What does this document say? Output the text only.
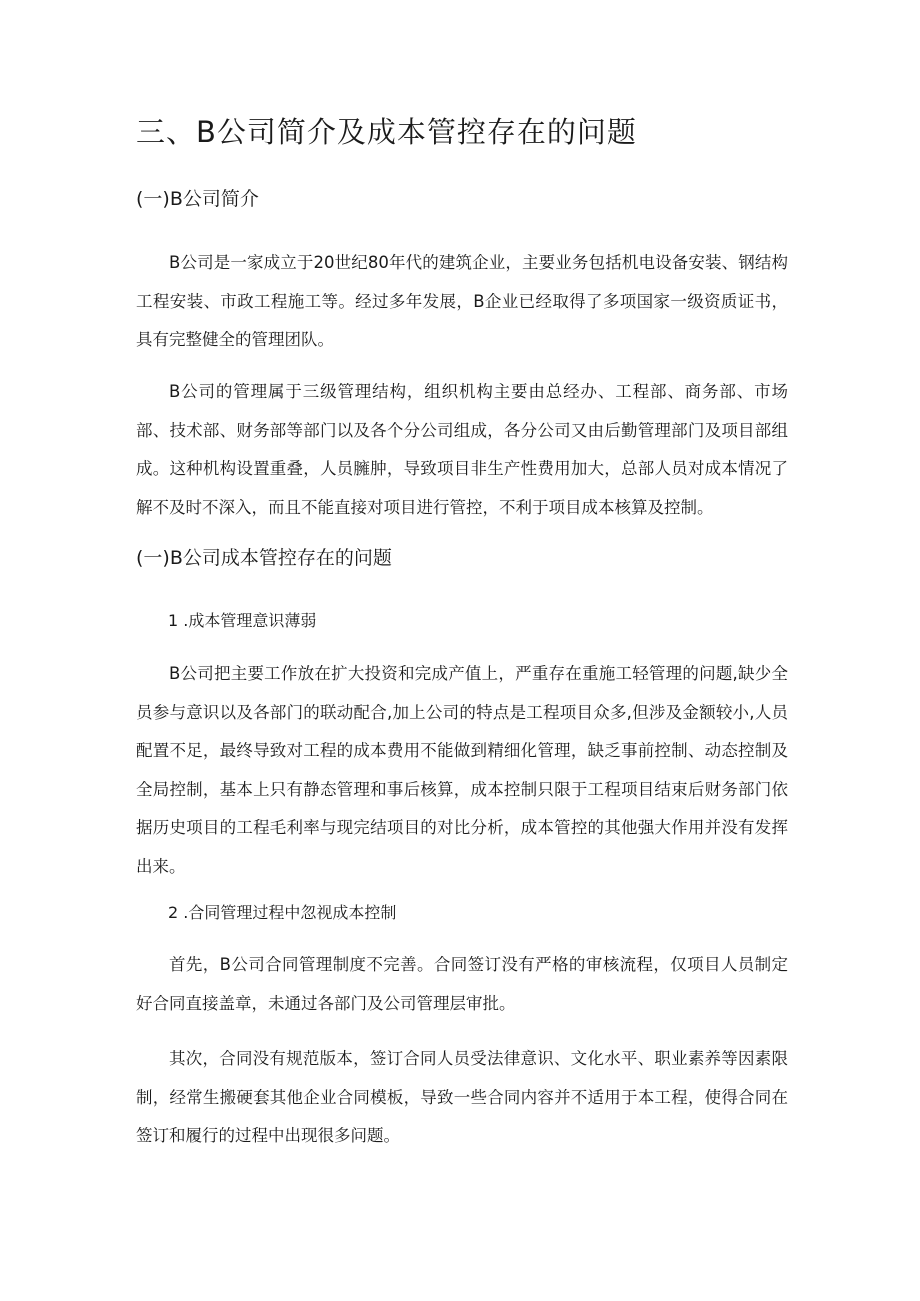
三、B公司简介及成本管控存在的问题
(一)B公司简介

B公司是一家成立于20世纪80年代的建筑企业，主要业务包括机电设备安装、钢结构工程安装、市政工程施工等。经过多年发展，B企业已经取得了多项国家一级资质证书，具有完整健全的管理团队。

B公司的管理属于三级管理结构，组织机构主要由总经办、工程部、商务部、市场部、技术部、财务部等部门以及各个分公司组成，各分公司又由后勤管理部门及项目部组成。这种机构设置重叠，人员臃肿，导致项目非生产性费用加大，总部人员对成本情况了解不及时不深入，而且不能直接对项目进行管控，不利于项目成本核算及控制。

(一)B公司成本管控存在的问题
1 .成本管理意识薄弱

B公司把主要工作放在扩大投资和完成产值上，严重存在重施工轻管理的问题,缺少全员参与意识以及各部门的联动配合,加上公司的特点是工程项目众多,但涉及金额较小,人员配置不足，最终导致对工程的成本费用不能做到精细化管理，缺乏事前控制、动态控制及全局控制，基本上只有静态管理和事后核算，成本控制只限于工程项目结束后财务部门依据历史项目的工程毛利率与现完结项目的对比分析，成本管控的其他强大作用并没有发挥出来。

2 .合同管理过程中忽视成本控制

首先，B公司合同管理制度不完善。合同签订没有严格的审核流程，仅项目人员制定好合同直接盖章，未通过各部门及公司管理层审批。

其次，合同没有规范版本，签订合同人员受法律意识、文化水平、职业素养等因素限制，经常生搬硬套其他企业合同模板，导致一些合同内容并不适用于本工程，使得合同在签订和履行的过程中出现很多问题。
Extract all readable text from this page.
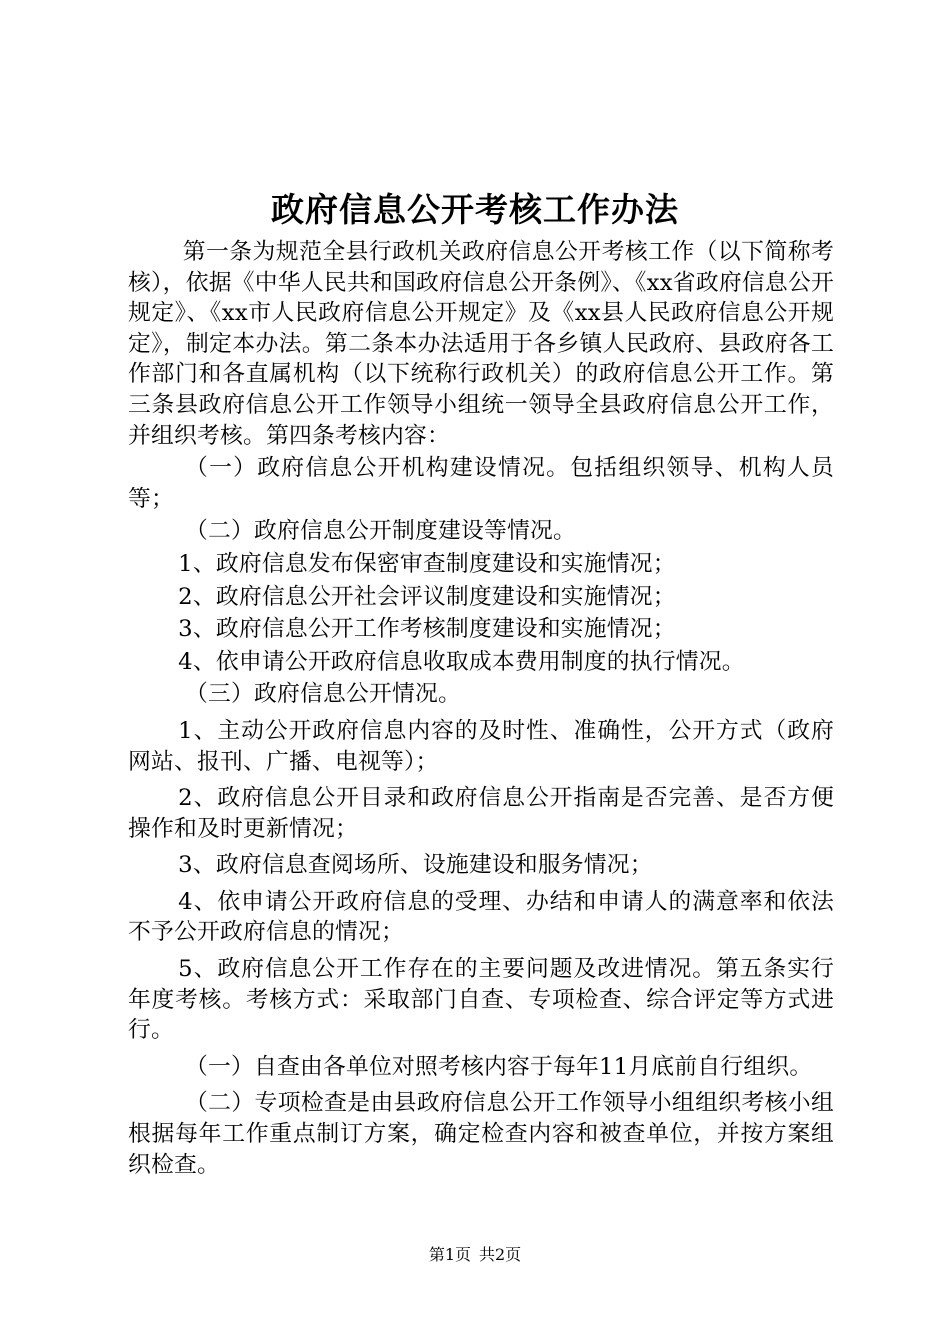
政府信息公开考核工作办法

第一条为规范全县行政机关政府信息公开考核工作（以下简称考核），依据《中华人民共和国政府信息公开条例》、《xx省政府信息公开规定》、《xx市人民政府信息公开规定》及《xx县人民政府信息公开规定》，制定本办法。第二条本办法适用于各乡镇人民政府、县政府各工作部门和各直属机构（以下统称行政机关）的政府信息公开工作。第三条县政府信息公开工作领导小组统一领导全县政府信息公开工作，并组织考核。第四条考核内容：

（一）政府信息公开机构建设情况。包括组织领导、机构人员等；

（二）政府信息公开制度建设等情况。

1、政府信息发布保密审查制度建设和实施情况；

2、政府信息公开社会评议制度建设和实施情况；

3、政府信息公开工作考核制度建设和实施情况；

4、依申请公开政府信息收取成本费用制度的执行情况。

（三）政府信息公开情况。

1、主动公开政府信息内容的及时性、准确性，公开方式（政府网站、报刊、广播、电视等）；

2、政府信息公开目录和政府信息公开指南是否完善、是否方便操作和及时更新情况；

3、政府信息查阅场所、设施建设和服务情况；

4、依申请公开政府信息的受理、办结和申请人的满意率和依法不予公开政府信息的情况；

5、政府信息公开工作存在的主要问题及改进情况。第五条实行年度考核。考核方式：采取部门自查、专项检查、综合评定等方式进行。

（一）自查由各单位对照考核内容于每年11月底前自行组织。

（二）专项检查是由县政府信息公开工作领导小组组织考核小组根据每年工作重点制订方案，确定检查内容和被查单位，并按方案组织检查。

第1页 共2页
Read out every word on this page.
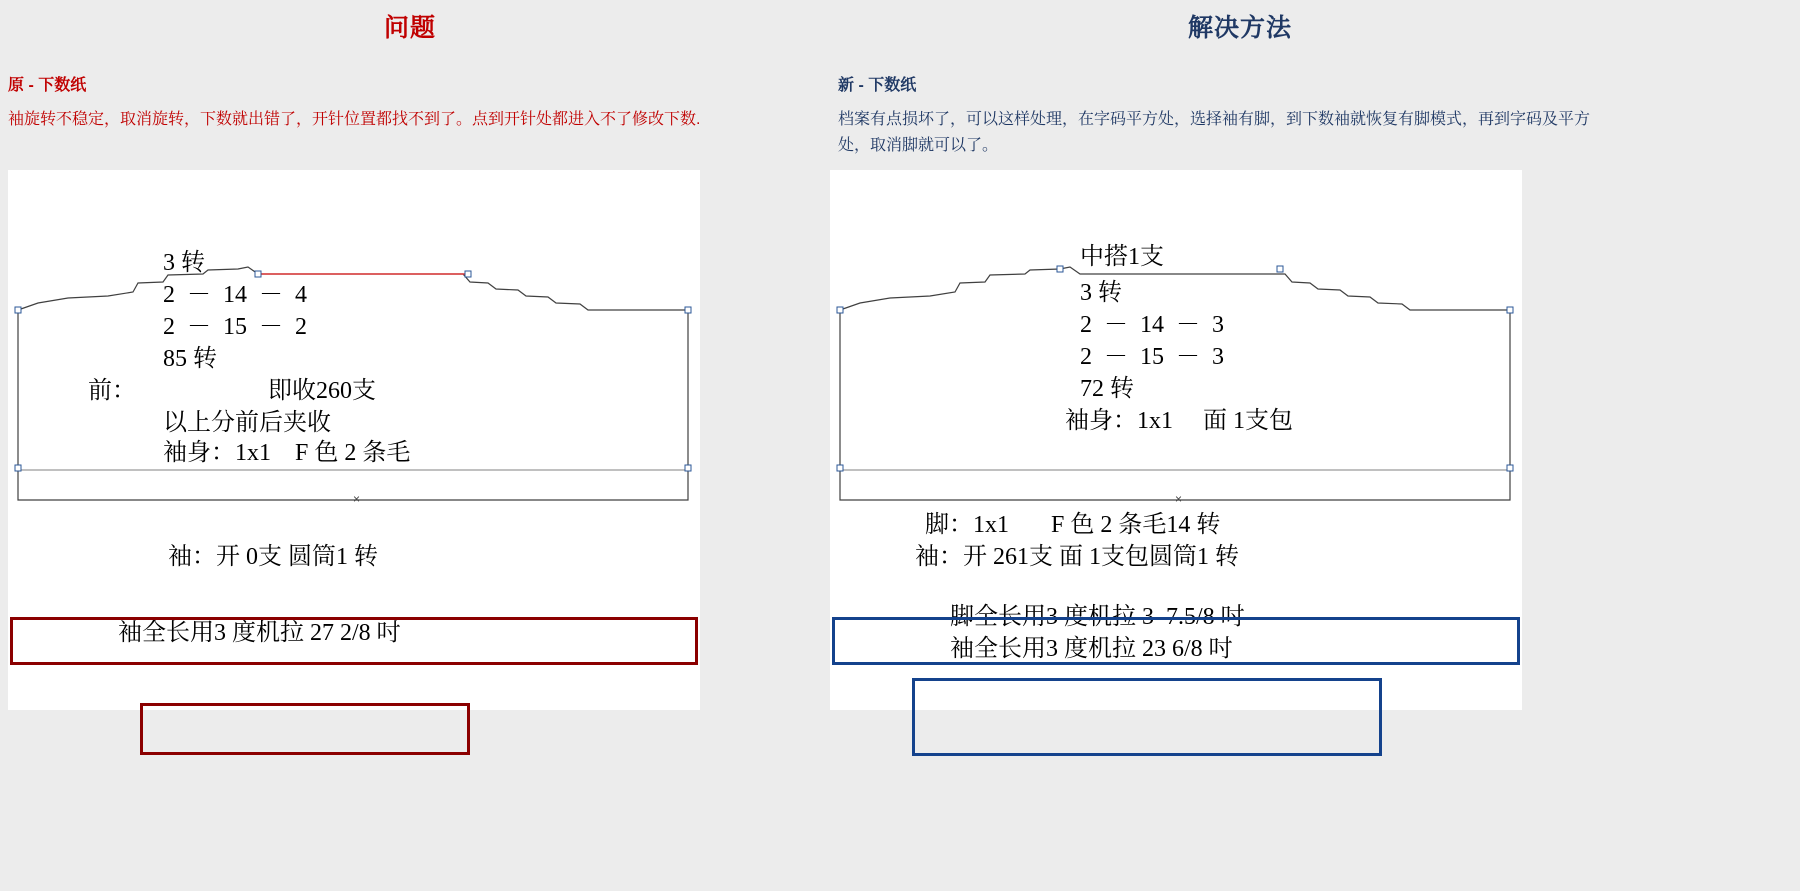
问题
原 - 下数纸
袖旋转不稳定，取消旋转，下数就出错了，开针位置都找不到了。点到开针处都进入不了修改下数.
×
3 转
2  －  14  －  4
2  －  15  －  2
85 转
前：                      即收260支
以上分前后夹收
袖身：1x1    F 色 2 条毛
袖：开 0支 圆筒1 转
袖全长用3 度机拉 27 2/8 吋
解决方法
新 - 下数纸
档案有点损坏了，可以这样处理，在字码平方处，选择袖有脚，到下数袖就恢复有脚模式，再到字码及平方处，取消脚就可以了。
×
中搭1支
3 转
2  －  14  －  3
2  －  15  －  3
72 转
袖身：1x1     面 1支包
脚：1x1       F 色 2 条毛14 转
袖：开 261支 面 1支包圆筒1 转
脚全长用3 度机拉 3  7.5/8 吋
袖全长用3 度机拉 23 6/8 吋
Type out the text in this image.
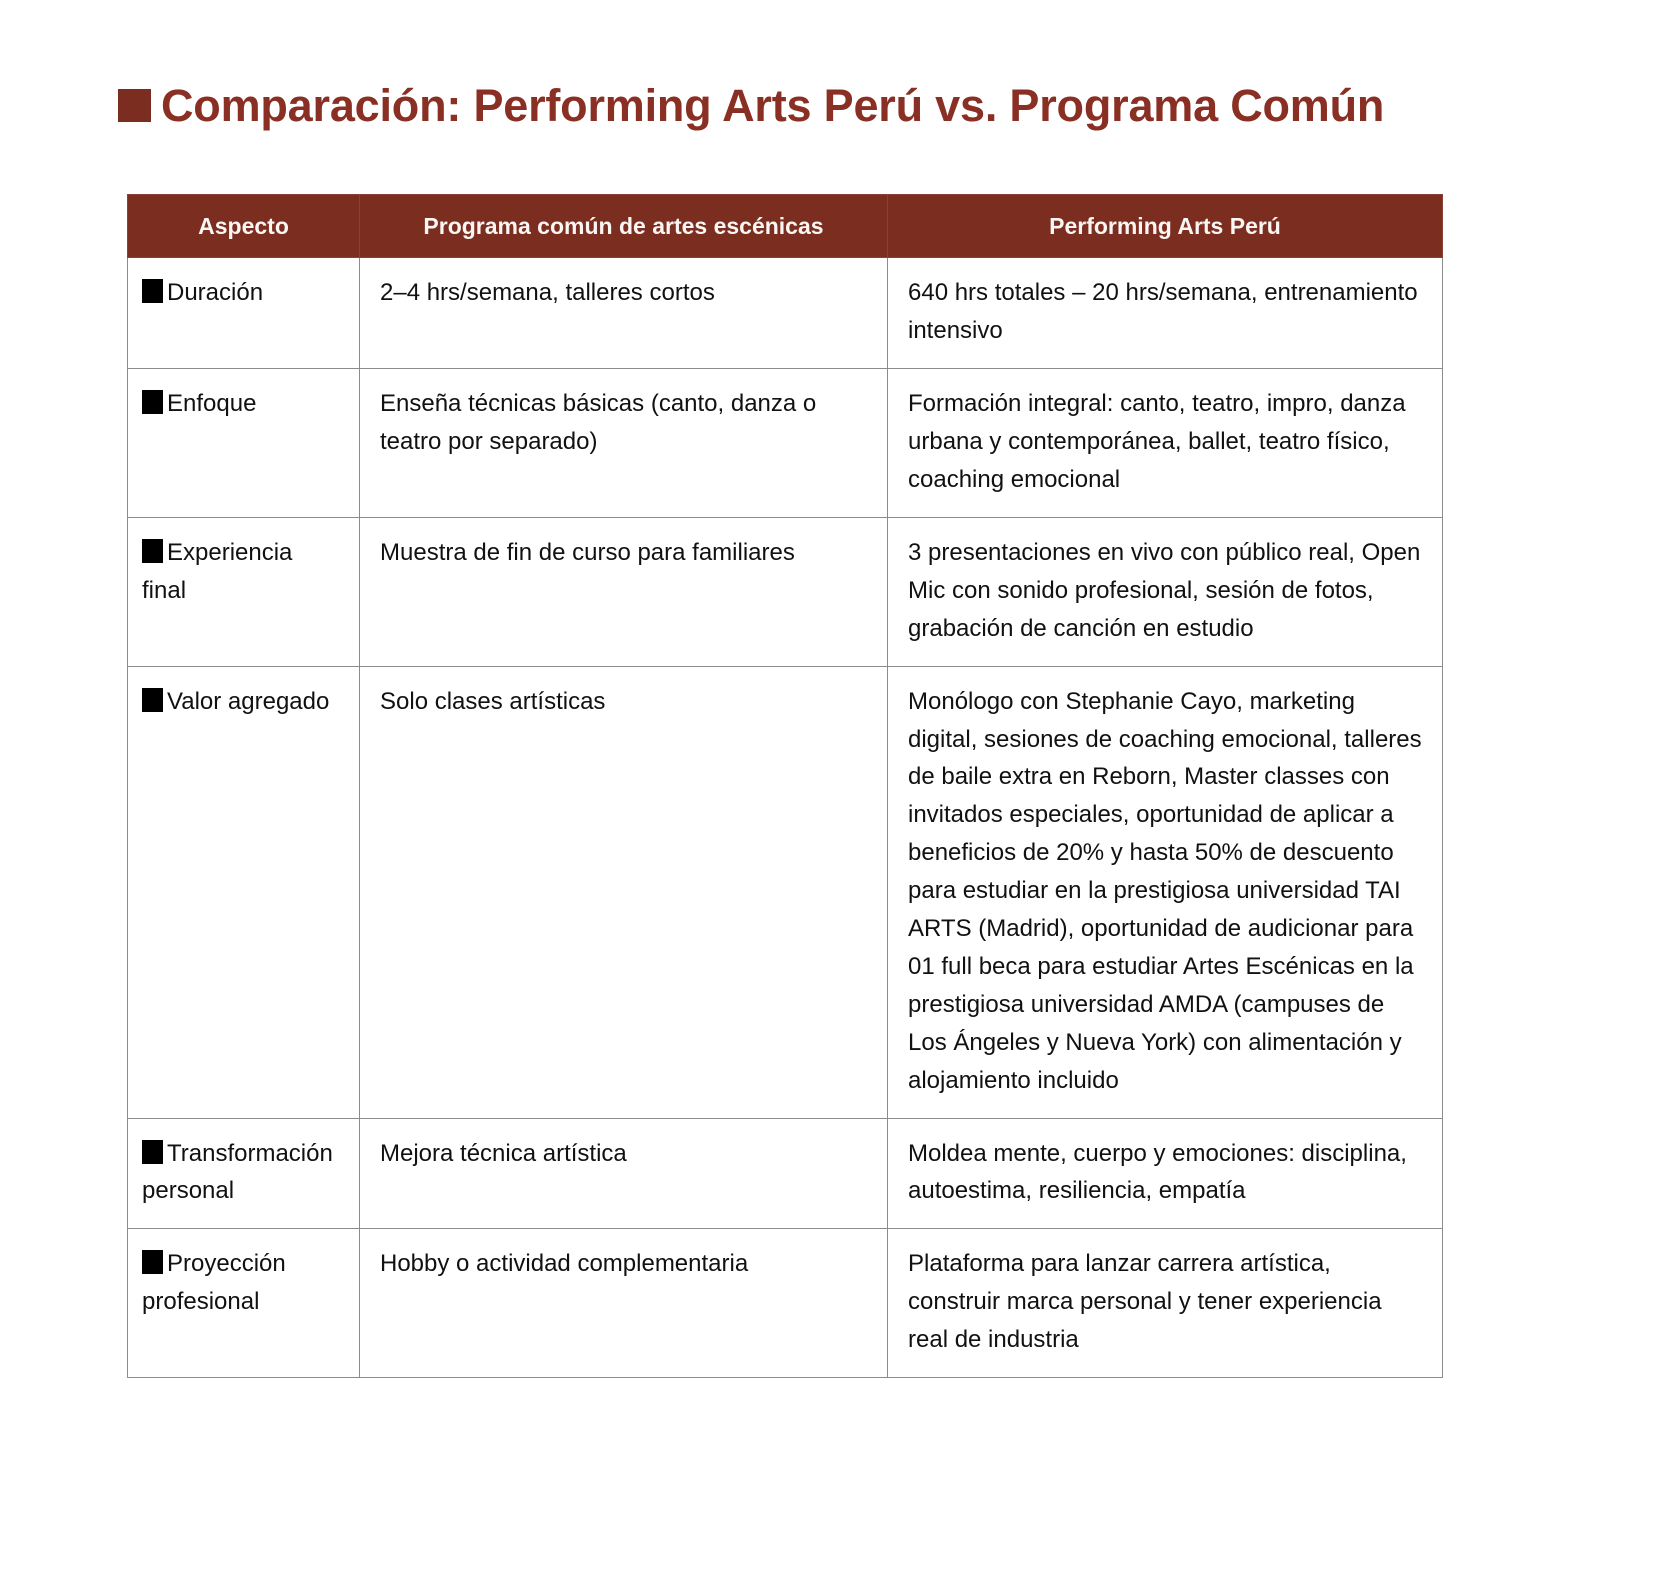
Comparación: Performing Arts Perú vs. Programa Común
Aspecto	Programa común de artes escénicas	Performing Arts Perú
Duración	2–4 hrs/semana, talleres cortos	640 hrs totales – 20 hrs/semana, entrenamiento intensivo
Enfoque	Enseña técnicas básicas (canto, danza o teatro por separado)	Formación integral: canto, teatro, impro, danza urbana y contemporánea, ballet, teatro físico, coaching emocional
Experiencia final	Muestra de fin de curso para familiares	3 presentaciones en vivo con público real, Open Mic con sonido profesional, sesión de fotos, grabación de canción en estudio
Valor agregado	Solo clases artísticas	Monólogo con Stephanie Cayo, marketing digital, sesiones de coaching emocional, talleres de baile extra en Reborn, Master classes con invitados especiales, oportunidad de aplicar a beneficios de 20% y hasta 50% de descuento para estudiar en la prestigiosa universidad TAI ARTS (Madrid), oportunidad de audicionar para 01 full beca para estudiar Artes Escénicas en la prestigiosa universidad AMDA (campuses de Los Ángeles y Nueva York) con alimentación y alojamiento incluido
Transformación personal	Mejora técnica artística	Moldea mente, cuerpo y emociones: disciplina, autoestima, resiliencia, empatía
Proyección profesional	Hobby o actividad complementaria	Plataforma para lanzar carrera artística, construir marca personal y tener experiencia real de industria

= = = =

Exercise instructions →
Copy each line above precisely, dropping the pictures.

Written response →
What does this document say? Output the text only.
三、B公司简介及成本管控存在的问题
(一)B公司简介

B公司是一家成立于20世纪80年代的建筑企业，主要业务包括机电设备安装、钢结构工程安装、市政工程施工等。经过多年发展，B企业已经取得了多项国家一级资质证书，具有完整健全的管理团队。

B公司的管理属于三级管理结构，组织机构主要由总经办、工程部、商务部、市场部、技术部、财务部等部门以及各个分公司组成，各分公司又由后勤管理部门及项目部组成。这种机构设置重叠，人员臃肿，导致项目非生产性费用加大，总部人员对成本情况了解不及时不深入，而且不能直接对项目进行管控，不利于项目成本核算及控制。

(一)B公司成本管控存在的问题
1 .成本管理意识薄弱

B公司把主要工作放在扩大投资和完成产值上，严重存在重施工轻管理的问题,缺少全员参与意识以及各部门的联动配合,加上公司的特点是工程项目众多,但涉及金额较小,人员配置不足，最终导致对工程的成本费用不能做到精细化管理，缺乏事前控制、动态控制及全局控制，基本上只有静态管理和事后核算，成本控制只限于工程项目结束后财务部门依据历史项目的工程毛利率与现完结项目的对比分析，成本管控的其他强大作用并没有发挥出来。

2 .合同管理过程中忽视成本控制

首先，B公司合同管理制度不完善。合同签订没有严格的审核流程，仅项目人员制定好合同直接盖章，未通过各部门及公司管理层审批。

其次，合同没有规范版本，签订合同人员受法律意识、文化水平、职业素养等因素限制，经常生搬硬套其他企业合同模板，导致一些合同内容并不适用于本工程，使得合同在签订和履行的过程中出现很多问题。
Extract all readable text from this page.
政府信息公开考核工作办法

第一条为规范全县行政机关政府信息公开考核工作（以下简称考核），依据《中华人民共和国政府信息公开条例》、《xx省政府信息公开规定》、《xx市人民政府信息公开规定》及《xx县人民政府信息公开规定》，制定本办法。第二条本办法适用于各乡镇人民政府、县政府各工作部门和各直属机构（以下统称行政机关）的政府信息公开工作。第三条县政府信息公开工作领导小组统一领导全县政府信息公开工作，并组织考核。第四条考核内容：

（一）政府信息公开机构建设情况。包括组织领导、机构人员等；

（二）政府信息公开制度建设等情况。

1、政府信息发布保密审查制度建设和实施情况；

2、政府信息公开社会评议制度建设和实施情况；

3、政府信息公开工作考核制度建设和实施情况；

4、依申请公开政府信息收取成本费用制度的执行情况。

（三）政府信息公开情况。

1、主动公开政府信息内容的及时性、准确性，公开方式（政府网站、报刊、广播、电视等）；

2、政府信息公开目录和政府信息公开指南是否完善、是否方便操作和及时更新情况；

3、政府信息查阅场所、设施建设和服务情况；

4、依申请公开政府信息的受理、办结和申请人的满意率和依法不予公开政府信息的情况；

5、政府信息公开工作存在的主要问题及改进情况。第五条实行年度考核。考核方式：采取部门自查、专项检查、综合评定等方式进行。

（一）自查由各单位对照考核内容于每年11月底前自行组织。

（二）专项检查是由县政府信息公开工作领导小组组织考核小组根据每年工作重点制订方案，确定检查内容和被查单位，并按方案组织检查。

第1页 共2页
Read out every word on this page.
问题
原 - 下数纸
袖旋转不稳定，取消旋转，下数就出错了，开针位置都找不到了。点到开针处都进入不了修改下数.
×
3 转
2  －  14  －  4
2  －  15  －  2
85 转
前：                      即收260支
以上分前后夹收
袖身：1x1    F 色 2 条毛
袖：开 0支 圆筒1 转
袖全长用3 度机拉 27 2/8 吋
解决方法
新 - 下数纸
档案有点损坏了，可以这样处理，在字码平方处，选择袖有脚，到下数袖就恢复有脚模式，再到字码及平方处，取消脚就可以了。
×
中搭1支
3 转
2  －  14  －  3
2  －  15  －  3
72 转
袖身：1x1     面 1支包
脚：1x1       F 色 2 条毛14 转
袖：开 261支 面 1支包圆筒1 转
脚全长用3 度机拉 3  7.5/8 吋
袖全长用3 度机拉 23 6/8 吋
Type out the text in this image.
Comparación: Performing Arts Perú vs. Programa Común
Aspecto	Programa común de artes escénicas	Performing Arts Perú
Duración	2–4 hrs/semana, talleres cortos	640 hrs totales – 20 hrs/semana, entrenamiento intensivo
Enfoque	Enseña técnicas básicas (canto, danza o teatro por separado)	Formación integral: canto, teatro, impro, danza urbana y contemporánea, ballet, teatro físico, coaching emocional
Experiencia final	Muestra de fin de curso para familiares	3 presentaciones en vivo con público real, Open Mic con sonido profesional, sesión de fotos, grabación de canción en estudio
Valor agregado	Solo clases artísticas	Monólogo con Stephanie Cayo, marketing digital, sesiones de coaching emocional, talleres de baile extra en Reborn, Master classes con invitados especiales, oportunidad de aplicar a beneficios de 20% y hasta 50% de descuento para estudiar en la prestigiosa universidad TAI ARTS (Madrid), oportunidad de audicionar para 01 full beca para estudiar Artes Escénicas en la prestigiosa universidad AMDA (campuses de Los Ángeles y Nueva York) con alimentación y alojamiento incluido
Transformación personal	Mejora técnica artística	Moldea mente, cuerpo y emociones: disciplina, autoestima, resiliencia, empatía
Proyección profesional	Hobby o actividad complementaria	Plataforma para lanzar carrera artística, construir marca personal y tener experiencia real de industria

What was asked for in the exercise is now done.